WHAT YOU NEED TO DO: For the listing underneath, give the count of lines containing the string "Echirolles" and nothing further.

RECORD SET:
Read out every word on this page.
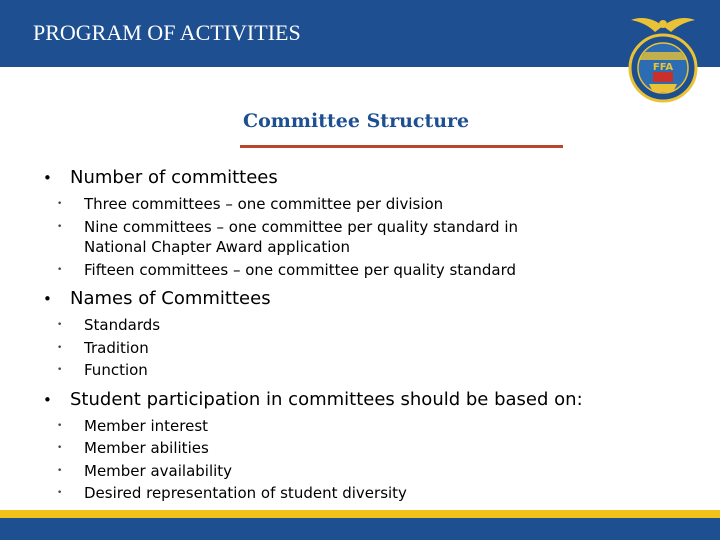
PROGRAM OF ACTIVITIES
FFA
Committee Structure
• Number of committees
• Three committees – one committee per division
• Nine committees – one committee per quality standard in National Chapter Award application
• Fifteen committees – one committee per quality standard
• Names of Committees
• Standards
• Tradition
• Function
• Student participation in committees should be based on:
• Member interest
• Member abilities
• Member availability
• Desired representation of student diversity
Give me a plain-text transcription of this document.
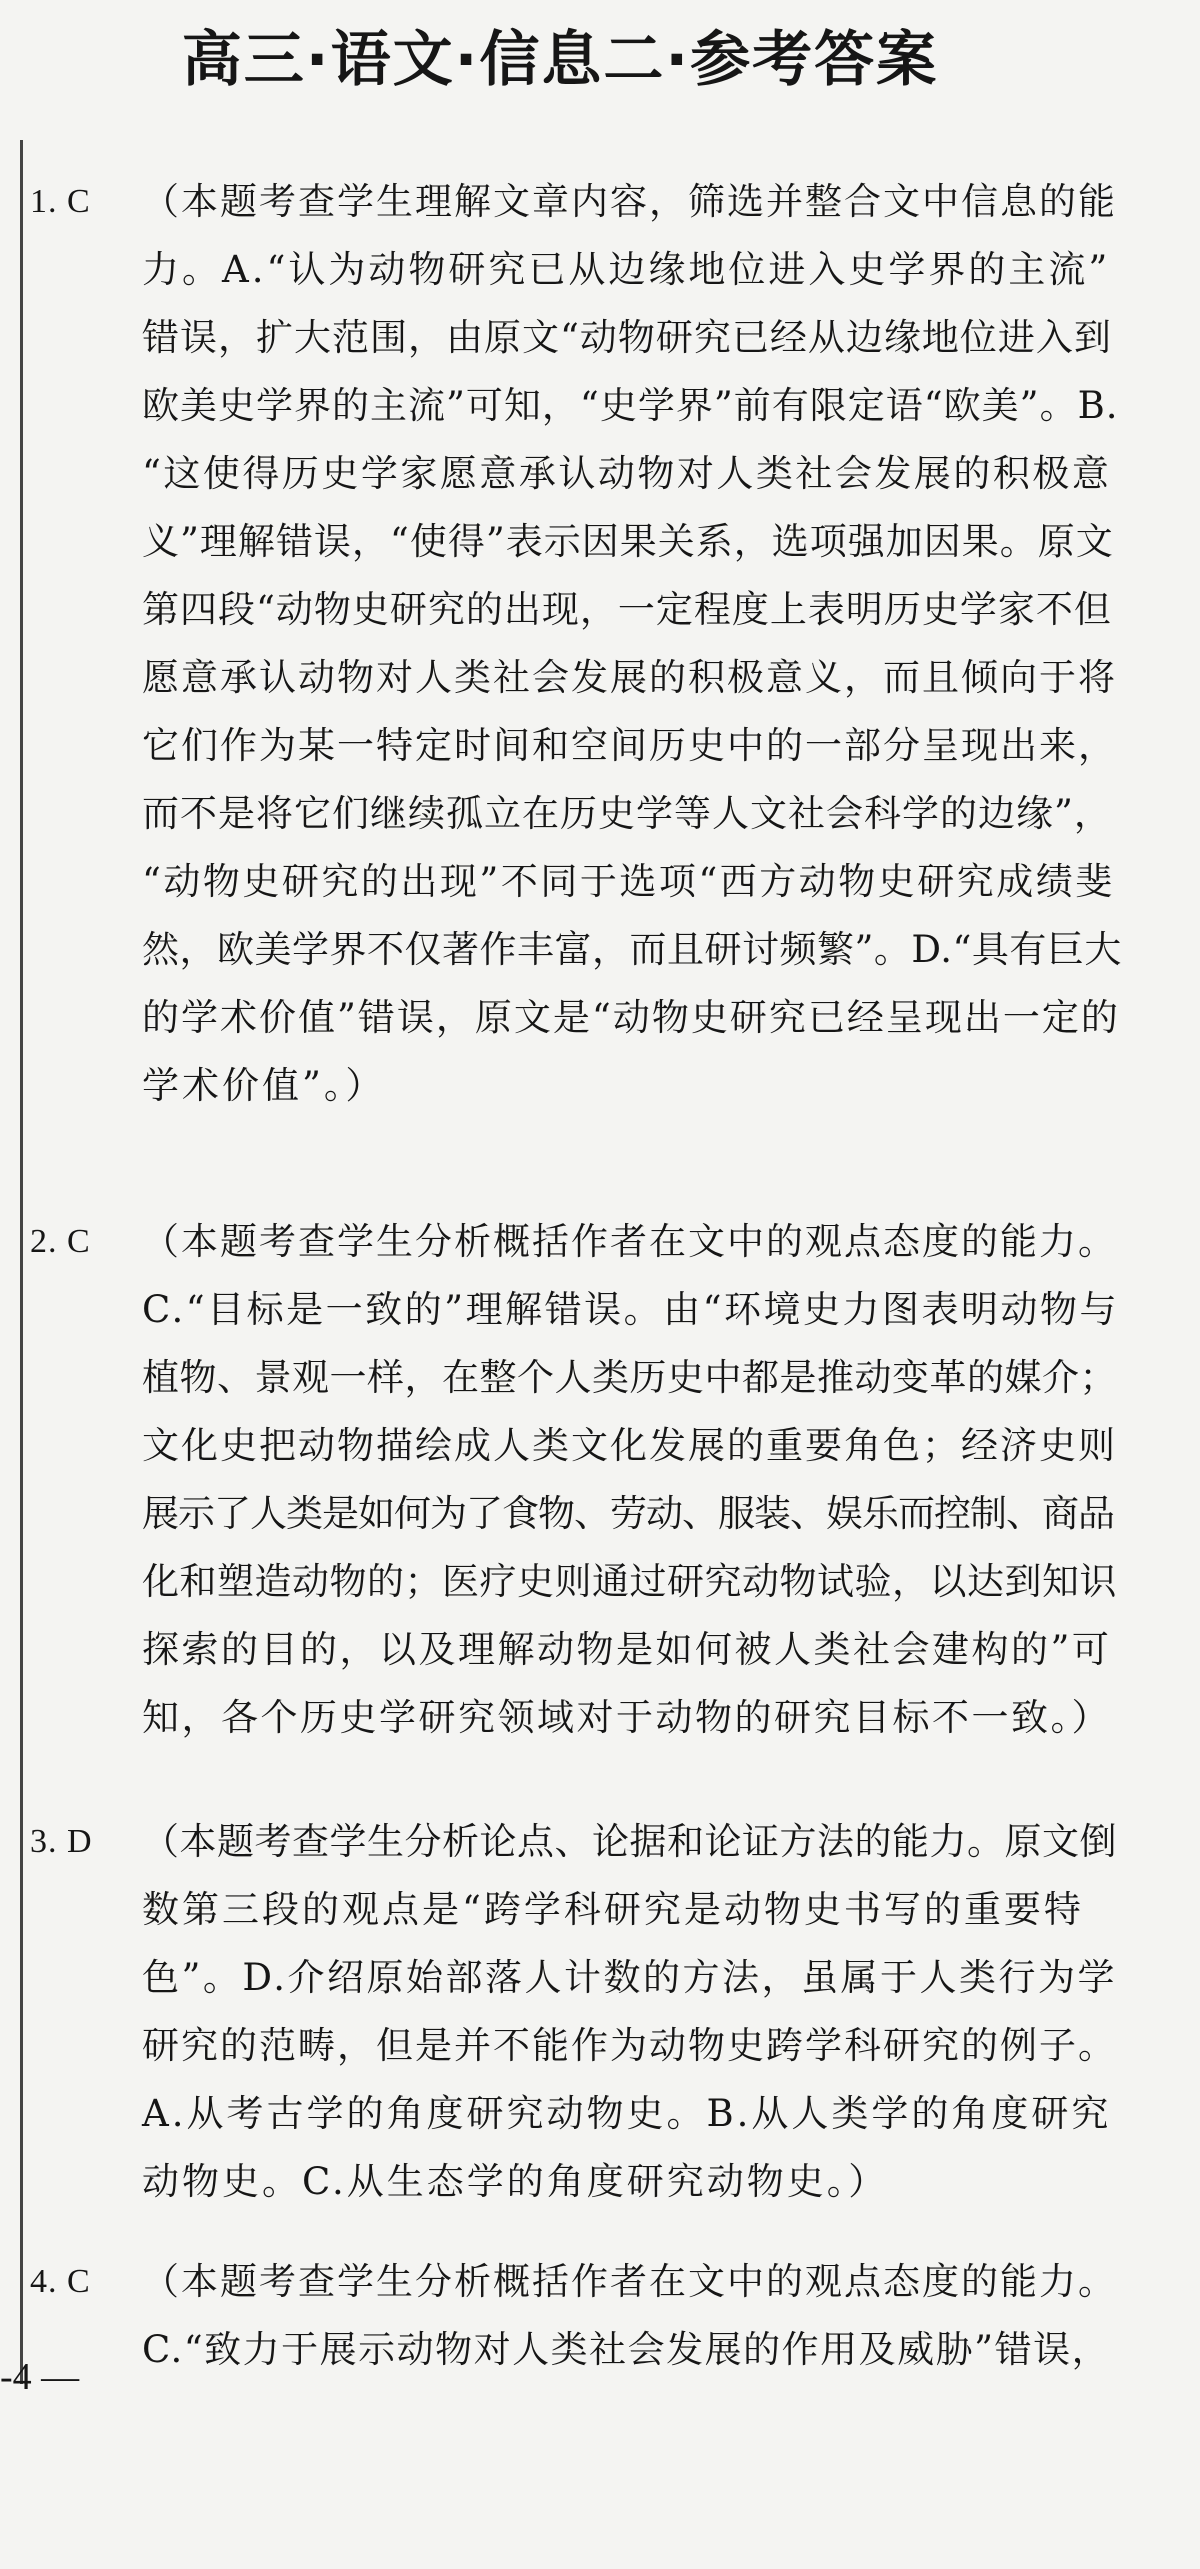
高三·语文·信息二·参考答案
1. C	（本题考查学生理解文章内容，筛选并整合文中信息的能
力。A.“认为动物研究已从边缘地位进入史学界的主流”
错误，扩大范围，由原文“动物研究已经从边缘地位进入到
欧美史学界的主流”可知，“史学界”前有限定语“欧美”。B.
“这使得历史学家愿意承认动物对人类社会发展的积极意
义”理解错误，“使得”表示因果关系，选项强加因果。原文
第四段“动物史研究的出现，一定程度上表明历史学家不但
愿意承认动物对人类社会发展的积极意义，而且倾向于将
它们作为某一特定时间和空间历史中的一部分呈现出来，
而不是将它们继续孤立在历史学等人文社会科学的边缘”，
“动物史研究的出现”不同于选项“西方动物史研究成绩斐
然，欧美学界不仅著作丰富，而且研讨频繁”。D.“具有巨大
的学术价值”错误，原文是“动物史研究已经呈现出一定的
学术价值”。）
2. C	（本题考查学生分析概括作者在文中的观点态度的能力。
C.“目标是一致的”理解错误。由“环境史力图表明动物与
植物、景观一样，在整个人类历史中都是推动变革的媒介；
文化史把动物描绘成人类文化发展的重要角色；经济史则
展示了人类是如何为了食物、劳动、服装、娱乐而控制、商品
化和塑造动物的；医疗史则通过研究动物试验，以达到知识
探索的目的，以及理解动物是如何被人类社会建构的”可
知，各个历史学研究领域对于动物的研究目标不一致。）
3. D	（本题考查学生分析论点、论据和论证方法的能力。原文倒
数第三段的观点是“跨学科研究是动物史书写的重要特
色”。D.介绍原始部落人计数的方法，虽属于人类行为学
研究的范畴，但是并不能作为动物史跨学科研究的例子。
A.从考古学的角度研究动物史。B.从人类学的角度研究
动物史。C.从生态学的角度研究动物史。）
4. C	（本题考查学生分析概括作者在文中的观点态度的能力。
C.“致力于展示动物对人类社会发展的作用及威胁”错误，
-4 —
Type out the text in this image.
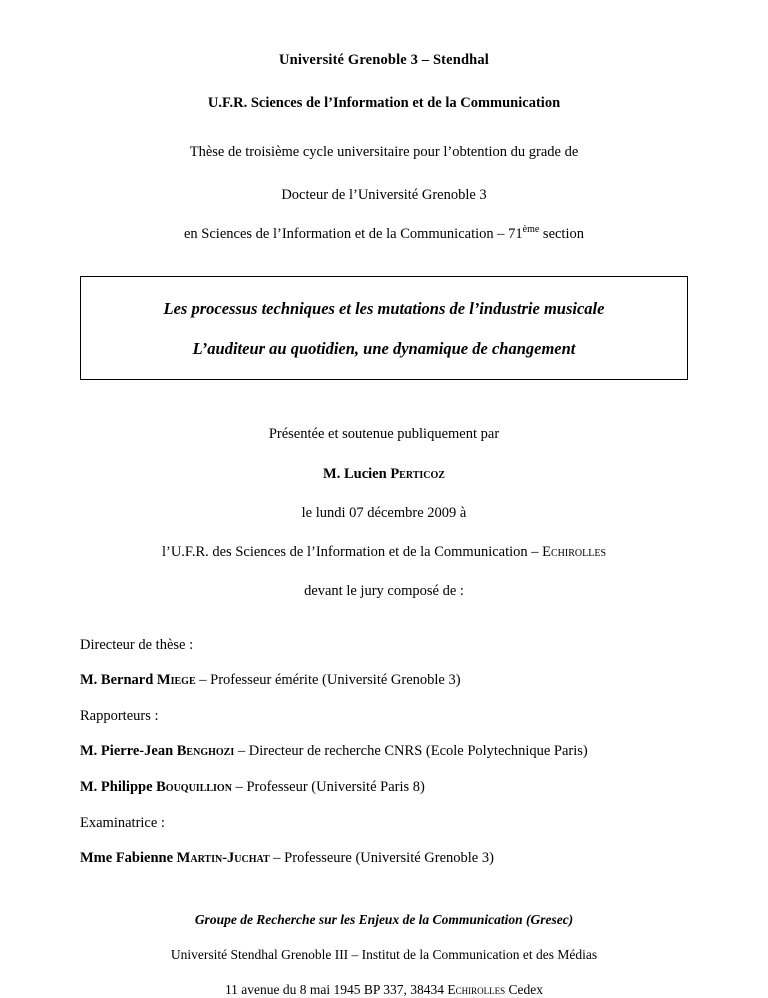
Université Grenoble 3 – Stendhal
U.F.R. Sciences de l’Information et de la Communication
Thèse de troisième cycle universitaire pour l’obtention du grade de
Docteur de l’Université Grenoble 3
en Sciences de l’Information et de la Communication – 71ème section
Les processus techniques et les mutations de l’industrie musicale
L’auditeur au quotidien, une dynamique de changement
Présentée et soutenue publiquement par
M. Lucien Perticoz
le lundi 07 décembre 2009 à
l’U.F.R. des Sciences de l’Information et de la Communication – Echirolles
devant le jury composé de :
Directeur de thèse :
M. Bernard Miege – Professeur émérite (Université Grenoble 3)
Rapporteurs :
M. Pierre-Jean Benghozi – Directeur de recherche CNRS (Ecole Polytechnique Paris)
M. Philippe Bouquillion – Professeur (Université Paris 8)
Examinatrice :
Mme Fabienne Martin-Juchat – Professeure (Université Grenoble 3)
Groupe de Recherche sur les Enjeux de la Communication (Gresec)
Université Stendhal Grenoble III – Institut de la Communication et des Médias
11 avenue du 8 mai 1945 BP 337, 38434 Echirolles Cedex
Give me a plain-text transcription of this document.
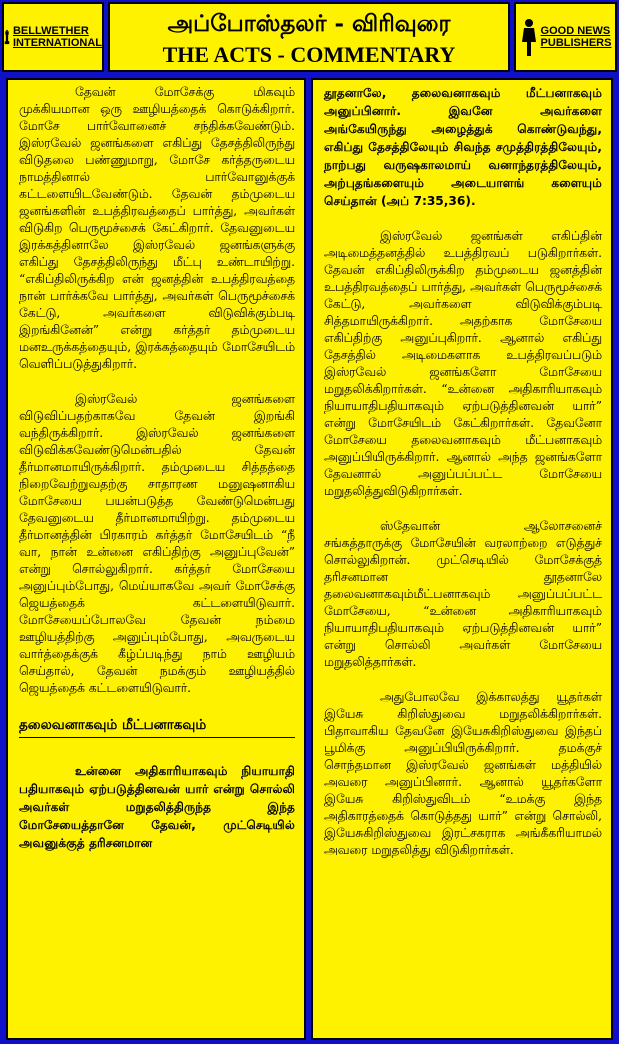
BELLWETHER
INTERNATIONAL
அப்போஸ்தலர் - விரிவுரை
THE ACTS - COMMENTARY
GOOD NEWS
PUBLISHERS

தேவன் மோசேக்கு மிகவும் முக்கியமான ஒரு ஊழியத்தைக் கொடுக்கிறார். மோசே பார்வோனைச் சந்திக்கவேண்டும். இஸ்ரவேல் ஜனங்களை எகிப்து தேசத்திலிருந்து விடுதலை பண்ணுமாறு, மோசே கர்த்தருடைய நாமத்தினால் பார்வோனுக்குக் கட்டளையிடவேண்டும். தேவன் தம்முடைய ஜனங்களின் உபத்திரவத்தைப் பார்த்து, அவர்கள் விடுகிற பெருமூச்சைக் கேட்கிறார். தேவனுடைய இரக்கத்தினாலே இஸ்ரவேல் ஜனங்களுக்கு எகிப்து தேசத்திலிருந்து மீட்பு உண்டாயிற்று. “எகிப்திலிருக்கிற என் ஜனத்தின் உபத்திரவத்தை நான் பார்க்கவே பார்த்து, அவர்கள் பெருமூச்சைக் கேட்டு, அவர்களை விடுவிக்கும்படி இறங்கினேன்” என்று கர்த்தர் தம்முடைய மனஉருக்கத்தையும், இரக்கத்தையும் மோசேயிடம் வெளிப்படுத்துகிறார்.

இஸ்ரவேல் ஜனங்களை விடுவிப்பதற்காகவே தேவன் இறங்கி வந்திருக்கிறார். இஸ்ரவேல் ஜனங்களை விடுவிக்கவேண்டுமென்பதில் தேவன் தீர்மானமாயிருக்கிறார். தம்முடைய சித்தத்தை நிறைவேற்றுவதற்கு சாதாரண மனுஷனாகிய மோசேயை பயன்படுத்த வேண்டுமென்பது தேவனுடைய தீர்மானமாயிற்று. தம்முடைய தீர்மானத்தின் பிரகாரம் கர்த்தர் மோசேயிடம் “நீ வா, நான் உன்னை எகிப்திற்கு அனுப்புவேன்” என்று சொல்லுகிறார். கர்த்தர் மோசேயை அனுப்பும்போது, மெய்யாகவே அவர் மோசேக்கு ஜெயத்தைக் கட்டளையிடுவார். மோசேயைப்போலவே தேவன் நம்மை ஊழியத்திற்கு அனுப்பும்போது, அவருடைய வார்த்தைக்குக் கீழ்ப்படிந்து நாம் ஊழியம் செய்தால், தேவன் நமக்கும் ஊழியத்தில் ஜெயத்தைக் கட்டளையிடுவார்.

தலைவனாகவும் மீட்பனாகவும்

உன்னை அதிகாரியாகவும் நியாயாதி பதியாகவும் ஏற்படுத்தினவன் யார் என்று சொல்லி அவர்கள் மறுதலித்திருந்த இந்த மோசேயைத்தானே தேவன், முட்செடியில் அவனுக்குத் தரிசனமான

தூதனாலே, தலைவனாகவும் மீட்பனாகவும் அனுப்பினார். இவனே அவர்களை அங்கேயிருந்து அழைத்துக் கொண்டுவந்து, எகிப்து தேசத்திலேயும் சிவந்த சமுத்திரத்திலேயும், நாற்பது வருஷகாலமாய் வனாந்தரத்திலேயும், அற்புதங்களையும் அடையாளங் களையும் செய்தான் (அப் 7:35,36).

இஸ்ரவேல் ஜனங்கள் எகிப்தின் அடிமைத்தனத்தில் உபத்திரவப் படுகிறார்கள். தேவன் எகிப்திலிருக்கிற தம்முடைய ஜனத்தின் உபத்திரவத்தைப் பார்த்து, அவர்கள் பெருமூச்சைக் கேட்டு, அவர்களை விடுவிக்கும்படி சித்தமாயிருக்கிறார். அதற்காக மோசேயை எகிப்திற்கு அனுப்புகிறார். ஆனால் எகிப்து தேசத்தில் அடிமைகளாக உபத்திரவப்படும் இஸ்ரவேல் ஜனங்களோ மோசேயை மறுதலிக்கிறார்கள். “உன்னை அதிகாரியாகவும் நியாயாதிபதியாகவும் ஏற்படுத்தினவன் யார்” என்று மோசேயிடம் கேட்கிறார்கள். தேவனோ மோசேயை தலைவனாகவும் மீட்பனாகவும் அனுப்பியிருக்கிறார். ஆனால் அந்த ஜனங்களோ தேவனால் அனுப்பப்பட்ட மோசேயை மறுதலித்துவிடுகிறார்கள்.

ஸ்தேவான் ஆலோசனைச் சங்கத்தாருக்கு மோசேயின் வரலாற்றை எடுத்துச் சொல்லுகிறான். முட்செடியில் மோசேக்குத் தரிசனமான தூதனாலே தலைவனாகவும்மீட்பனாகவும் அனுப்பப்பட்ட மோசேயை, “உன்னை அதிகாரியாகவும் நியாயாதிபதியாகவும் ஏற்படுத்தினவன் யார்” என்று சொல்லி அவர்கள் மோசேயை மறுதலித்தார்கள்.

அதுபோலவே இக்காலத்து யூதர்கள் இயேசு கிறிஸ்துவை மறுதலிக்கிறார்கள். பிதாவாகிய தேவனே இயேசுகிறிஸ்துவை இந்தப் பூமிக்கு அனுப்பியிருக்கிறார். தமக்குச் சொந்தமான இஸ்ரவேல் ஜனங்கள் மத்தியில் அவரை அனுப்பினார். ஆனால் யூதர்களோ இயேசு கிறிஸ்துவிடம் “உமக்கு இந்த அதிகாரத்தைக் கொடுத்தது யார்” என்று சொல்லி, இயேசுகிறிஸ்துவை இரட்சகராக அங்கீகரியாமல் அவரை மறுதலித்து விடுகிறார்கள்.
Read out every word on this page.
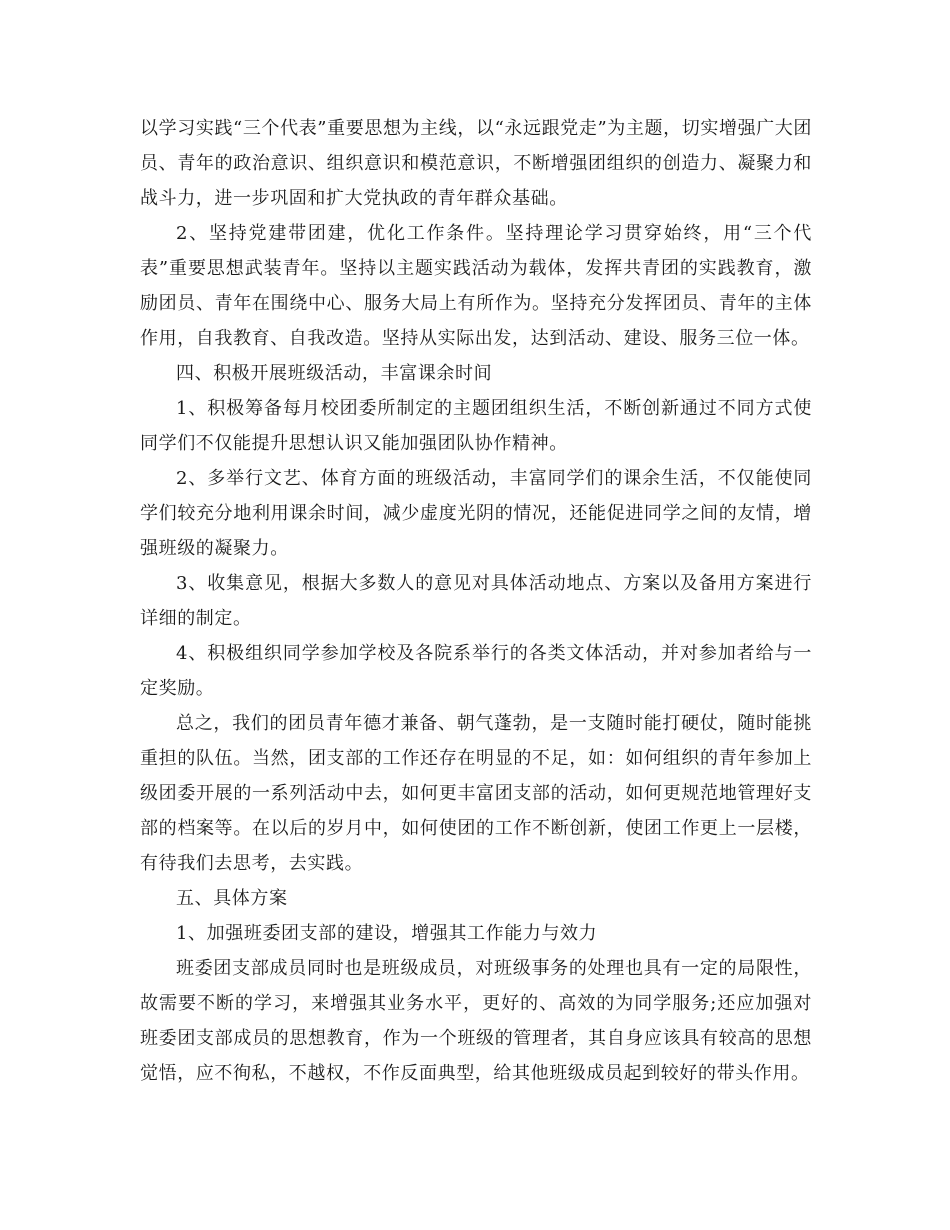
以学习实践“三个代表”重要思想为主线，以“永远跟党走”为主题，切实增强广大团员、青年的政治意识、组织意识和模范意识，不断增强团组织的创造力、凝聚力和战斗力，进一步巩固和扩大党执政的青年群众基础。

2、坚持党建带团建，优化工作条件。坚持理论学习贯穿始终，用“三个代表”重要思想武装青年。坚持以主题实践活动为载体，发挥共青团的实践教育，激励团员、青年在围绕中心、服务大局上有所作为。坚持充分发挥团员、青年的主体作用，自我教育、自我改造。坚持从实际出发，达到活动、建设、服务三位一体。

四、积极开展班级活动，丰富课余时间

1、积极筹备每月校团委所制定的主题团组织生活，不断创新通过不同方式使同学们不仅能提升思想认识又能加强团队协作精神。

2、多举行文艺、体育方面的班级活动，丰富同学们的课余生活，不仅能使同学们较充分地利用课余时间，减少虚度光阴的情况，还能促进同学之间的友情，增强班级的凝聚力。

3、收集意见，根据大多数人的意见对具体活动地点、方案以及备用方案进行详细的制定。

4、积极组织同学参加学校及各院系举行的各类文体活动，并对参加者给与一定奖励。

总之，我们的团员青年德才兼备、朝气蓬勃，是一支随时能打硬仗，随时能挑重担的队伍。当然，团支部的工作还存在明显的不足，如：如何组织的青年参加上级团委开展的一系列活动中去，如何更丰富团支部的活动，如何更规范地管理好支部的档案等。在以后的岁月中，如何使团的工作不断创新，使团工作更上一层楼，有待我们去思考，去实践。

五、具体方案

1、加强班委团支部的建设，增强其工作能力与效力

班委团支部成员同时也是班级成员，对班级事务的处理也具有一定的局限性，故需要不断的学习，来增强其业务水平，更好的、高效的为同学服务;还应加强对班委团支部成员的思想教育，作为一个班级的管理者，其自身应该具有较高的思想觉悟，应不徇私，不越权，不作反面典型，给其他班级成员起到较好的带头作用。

EXPECTED OUTPUT: 2